• _EXCERPTED RECORDS_:
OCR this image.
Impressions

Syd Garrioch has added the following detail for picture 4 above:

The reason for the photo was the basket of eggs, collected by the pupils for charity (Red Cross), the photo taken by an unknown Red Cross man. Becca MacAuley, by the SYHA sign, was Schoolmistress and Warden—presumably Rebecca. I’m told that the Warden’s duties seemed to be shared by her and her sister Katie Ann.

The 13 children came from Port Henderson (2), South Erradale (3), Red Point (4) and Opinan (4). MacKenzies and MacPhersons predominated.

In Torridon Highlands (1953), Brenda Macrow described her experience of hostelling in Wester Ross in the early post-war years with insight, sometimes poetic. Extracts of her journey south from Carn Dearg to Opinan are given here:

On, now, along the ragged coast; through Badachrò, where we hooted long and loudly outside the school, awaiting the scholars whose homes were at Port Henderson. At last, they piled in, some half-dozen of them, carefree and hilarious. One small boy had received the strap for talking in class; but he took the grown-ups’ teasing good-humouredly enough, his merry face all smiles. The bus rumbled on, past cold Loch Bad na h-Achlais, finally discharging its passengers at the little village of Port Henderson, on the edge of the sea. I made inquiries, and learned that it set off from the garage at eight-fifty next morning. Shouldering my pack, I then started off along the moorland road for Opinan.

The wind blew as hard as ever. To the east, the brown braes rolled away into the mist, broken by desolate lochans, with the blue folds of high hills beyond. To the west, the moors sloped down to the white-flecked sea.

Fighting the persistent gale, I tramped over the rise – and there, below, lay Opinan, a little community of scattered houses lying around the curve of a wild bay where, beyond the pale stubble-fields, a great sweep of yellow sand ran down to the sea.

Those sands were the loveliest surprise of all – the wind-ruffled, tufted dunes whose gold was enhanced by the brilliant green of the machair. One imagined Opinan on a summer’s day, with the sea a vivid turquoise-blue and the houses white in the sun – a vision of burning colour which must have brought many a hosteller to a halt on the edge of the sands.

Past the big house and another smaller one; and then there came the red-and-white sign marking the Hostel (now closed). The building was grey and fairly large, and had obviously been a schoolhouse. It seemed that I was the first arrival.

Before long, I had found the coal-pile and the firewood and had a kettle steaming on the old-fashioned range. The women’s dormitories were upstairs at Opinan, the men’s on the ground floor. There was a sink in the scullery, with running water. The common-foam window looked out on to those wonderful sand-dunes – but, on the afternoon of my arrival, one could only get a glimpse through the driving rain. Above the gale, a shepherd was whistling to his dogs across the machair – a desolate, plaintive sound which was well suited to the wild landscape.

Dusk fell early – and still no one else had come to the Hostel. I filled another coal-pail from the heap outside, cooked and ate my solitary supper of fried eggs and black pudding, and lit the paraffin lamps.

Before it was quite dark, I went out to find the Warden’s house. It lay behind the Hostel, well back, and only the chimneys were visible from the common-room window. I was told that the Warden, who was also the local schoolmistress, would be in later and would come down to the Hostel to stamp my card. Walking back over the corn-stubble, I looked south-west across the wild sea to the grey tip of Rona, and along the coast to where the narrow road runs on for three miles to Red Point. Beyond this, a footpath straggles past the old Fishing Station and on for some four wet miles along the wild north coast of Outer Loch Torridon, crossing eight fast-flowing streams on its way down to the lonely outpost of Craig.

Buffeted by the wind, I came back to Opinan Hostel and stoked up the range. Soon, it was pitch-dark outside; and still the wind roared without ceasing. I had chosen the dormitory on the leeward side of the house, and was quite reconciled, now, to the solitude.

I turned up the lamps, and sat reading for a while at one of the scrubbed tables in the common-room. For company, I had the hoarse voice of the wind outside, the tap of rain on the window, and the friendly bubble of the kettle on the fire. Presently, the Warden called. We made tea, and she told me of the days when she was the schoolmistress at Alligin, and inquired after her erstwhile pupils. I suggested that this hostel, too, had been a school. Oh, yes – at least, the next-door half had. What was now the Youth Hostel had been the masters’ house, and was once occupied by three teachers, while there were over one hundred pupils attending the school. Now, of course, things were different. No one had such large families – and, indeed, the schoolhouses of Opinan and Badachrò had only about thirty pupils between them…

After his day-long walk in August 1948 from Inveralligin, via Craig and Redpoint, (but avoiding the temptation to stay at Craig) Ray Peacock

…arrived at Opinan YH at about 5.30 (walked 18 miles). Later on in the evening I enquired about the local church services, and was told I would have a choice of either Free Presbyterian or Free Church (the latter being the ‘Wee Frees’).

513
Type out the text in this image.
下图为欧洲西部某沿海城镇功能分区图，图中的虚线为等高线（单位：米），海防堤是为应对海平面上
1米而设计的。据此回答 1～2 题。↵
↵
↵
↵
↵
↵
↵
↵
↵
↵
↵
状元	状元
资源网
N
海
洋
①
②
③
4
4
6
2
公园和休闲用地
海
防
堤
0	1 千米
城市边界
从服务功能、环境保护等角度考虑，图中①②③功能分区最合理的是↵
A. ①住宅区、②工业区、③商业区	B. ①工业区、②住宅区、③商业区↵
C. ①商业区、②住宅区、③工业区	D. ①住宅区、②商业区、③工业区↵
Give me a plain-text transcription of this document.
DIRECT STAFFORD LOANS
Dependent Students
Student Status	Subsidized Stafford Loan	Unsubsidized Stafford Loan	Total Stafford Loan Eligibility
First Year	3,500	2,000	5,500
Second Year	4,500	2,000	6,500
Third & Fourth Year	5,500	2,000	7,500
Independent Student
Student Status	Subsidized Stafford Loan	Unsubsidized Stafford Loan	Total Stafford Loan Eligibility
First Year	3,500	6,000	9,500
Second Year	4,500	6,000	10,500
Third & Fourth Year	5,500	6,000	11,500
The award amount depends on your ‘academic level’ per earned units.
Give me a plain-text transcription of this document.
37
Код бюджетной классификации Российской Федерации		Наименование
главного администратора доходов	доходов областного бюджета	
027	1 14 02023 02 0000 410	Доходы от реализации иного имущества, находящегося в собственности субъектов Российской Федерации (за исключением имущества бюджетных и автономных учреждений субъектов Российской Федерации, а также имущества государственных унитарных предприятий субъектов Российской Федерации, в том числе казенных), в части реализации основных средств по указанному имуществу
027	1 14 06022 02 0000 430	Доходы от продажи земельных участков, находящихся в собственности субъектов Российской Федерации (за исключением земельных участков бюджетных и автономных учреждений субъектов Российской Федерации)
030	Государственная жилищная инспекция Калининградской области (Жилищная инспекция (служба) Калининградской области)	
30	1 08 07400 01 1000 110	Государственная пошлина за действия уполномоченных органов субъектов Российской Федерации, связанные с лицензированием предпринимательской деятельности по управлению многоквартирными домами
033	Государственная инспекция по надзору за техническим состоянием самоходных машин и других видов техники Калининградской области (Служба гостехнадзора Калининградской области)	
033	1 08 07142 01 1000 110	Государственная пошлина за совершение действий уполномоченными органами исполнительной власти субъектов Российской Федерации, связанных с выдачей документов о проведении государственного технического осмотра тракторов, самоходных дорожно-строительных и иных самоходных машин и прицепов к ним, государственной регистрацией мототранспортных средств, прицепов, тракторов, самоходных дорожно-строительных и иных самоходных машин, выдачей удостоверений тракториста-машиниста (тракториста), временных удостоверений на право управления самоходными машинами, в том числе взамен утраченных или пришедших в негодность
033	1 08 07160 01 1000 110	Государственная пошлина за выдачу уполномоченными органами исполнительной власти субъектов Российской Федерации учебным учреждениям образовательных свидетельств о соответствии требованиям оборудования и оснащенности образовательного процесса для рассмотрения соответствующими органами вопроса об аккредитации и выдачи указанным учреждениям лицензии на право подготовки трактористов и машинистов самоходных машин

• _SET EXERCISE_: Repeat the material from above exactly, word for word.

• _CORRECT ANSWER_:
OCR this image.
Impressions

Syd Garrioch has added the following detail for picture 4 above:

The reason for the photo was the basket of eggs, collected by the pupils for charity (Red Cross), the photo taken by an unknown Red Cross man. Becca MacAuley, by the SYHA sign, was Schoolmistress and Warden—presumably Rebecca. I’m told that the Warden’s duties seemed to be shared by her and her sister Katie Ann.

The 13 children came from Port Henderson (2), South Erradale (3), Red Point (4) and Opinan (4). MacKenzies and MacPhersons predominated.

In Torridon Highlands (1953), Brenda Macrow described her experience of hostelling in Wester Ross in the early post-war years with insight, sometimes poetic. Extracts of her journey south from Carn Dearg to Opinan are given here:

On, now, along the ragged coast; through Badachrò, where we hooted long and loudly outside the school, awaiting the scholars whose homes were at Port Henderson. At last, they piled in, some half-dozen of them, carefree and hilarious. One small boy had received the strap for talking in class; but he took the grown-ups’ teasing good-humouredly enough, his merry face all smiles. The bus rumbled on, past cold Loch Bad na h-Achlais, finally discharging its passengers at the little village of Port Henderson, on the edge of the sea. I made inquiries, and learned that it set off from the garage at eight-fifty next morning. Shouldering my pack, I then started off along the moorland road for Opinan.

The wind blew as hard as ever. To the east, the brown braes rolled away into the mist, broken by desolate lochans, with the blue folds of high hills beyond. To the west, the moors sloped down to the white-flecked sea.

Fighting the persistent gale, I tramped over the rise – and there, below, lay Opinan, a little community of scattered houses lying around the curve of a wild bay where, beyond the pale stubble-fields, a great sweep of yellow sand ran down to the sea.

Those sands were the loveliest surprise of all – the wind-ruffled, tufted dunes whose gold was enhanced by the brilliant green of the machair. One imagined Opinan on a summer’s day, with the sea a vivid turquoise-blue and the houses white in the sun – a vision of burning colour which must have brought many a hosteller to a halt on the edge of the sands.

Past the big house and another smaller one; and then there came the red-and-white sign marking the Hostel (now closed). The building was grey and fairly large, and had obviously been a schoolhouse. It seemed that I was the first arrival.

Before long, I had found the coal-pile and the firewood and had a kettle steaming on the old-fashioned range. The women’s dormitories were upstairs at Opinan, the men’s on the ground floor. There was a sink in the scullery, with running water. The common-foam window looked out on to those wonderful sand-dunes – but, on the afternoon of my arrival, one could only get a glimpse through the driving rain. Above the gale, a shepherd was whistling to his dogs across the machair – a desolate, plaintive sound which was well suited to the wild landscape.

Dusk fell early – and still no one else had come to the Hostel. I filled another coal-pail from the heap outside, cooked and ate my solitary supper of fried eggs and black pudding, and lit the paraffin lamps.

Before it was quite dark, I went out to find the Warden’s house. It lay behind the Hostel, well back, and only the chimneys were visible from the common-room window. I was told that the Warden, who was also the local schoolmistress, would be in later and would come down to the Hostel to stamp my card. Walking back over the corn-stubble, I looked south-west across the wild sea to the grey tip of Rona, and along the coast to where the narrow road runs on for three miles to Red Point. Beyond this, a footpath straggles past the old Fishing Station and on for some four wet miles along the wild north coast of Outer Loch Torridon, crossing eight fast-flowing streams on its way down to the lonely outpost of Craig.

Buffeted by the wind, I came back to Opinan Hostel and stoked up the range. Soon, it was pitch-dark outside; and still the wind roared without ceasing. I had chosen the dormitory on the leeward side of the house, and was quite reconciled, now, to the solitude.

I turned up the lamps, and sat reading for a while at one of the scrubbed tables in the common-room. For company, I had the hoarse voice of the wind outside, the tap of rain on the window, and the friendly bubble of the kettle on the fire. Presently, the Warden called. We made tea, and she told me of the days when she was the schoolmistress at Alligin, and inquired after her erstwhile pupils. I suggested that this hostel, too, had been a school. Oh, yes – at least, the next-door half had. What was now the Youth Hostel had been the masters’ house, and was once occupied by three teachers, while there were over one hundred pupils attending the school. Now, of course, things were different. No one had such large families – and, indeed, the schoolhouses of Opinan and Badachrò had only about thirty pupils between them…

After his day-long walk in August 1948 from Inveralligin, via Craig and Redpoint, (but avoiding the temptation to stay at Craig) Ray Peacock

…arrived at Opinan YH at about 5.30 (walked 18 miles). Later on in the evening I enquired about the local church services, and was told I would have a choice of either Free Presbyterian or Free Church (the latter being the ‘Wee Frees’).

513
Type out the text in this image.
下图为欧洲西部某沿海城镇功能分区图，图中的虚线为等高线（单位：米），海防堤是为应对海平面上
1米而设计的。据此回答 1～2 题。↵
↵
↵
↵
↵
↵
↵
↵
↵
↵
↵
状元	状元
资源网
N
海
洋
①
②
③
4
4
6
2
公园和休闲用地
海
防
堤
0	1 千米
城市边界
从服务功能、环境保护等角度考虑，图中①②③功能分区最合理的是↵
A. ①住宅区、②工业区、③商业区	B. ①工业区、②住宅区、③商业区↵
C. ①商业区、②住宅区、③工业区	D. ①住宅区、②商业区、③工业区↵
Give me a plain-text transcription of this document.
DIRECT STAFFORD LOANS
Dependent Students
Student Status	Subsidized Stafford Loan	Unsubsidized Stafford Loan	Total Stafford Loan Eligibility
First Year	3,500	2,000	5,500
Second Year	4,500	2,000	6,500
Third & Fourth Year	5,500	2,000	7,500
Independent Student
Student Status	Subsidized Stafford Loan	Unsubsidized Stafford Loan	Total Stafford Loan Eligibility
First Year	3,500	6,000	9,500
Second Year	4,500	6,000	10,500
Third & Fourth Year	5,500	6,000	11,500
The award amount depends on your ‘academic level’ per earned units.
Give me a plain-text transcription of this document.
37
Код бюджетной классификации Российской Федерации		Наименование
главного администратора доходов	доходов областного бюджета	
027	1 14 02023 02 0000 410	Доходы от реализации иного имущества, находящегося в собственности субъектов Российской Федерации (за исключением имущества бюджетных и автономных учреждений субъектов Российской Федерации, а также имущества государственных унитарных предприятий субъектов Российской Федерации, в том числе казенных), в части реализации основных средств по указанному имуществу
027	1 14 06022 02 0000 430	Доходы от продажи земельных участков, находящихся в собственности субъектов Российской Федерации (за исключением земельных участков бюджетных и автономных учреждений субъектов Российской Федерации)
030	Государственная жилищная инспекция Калининградской области (Жилищная инспекция (служба) Калининградской области)	
30	1 08 07400 01 1000 110	Государственная пошлина за действия уполномоченных органов субъектов Российской Федерации, связанные с лицензированием предпринимательской деятельности по управлению многоквартирными домами
033	Государственная инспекция по надзору за техническим состоянием самоходных машин и других видов техники Калининградской области (Служба гостехнадзора Калининградской области)	
033	1 08 07142 01 1000 110	Государственная пошлина за совершение действий уполномоченными органами исполнительной власти субъектов Российской Федерации, связанных с выдачей документов о проведении государственного технического осмотра тракторов, самоходных дорожно-строительных и иных самоходных машин и прицепов к ним, государственной регистрацией мототранспортных средств, прицепов, тракторов, самоходных дорожно-строительных и иных самоходных машин, выдачей удостоверений тракториста-машиниста (тракториста), временных удостоверений на право управления самоходными машинами, в том числе взамен утраченных или пришедших в негодность
033	1 08 07160 01 1000 110	Государственная пошлина за выдачу уполномоченными органами исполнительной власти субъектов Российской Федерации учебным учреждениям образовательных свидетельств о соответствии требованиям оборудования и оснащенности образовательного процесса для рассмотрения соответствующими органами вопроса об аккредитации и выдачи указанным учреждениям лицензии на право подготовки трактористов и машинистов самоходных машин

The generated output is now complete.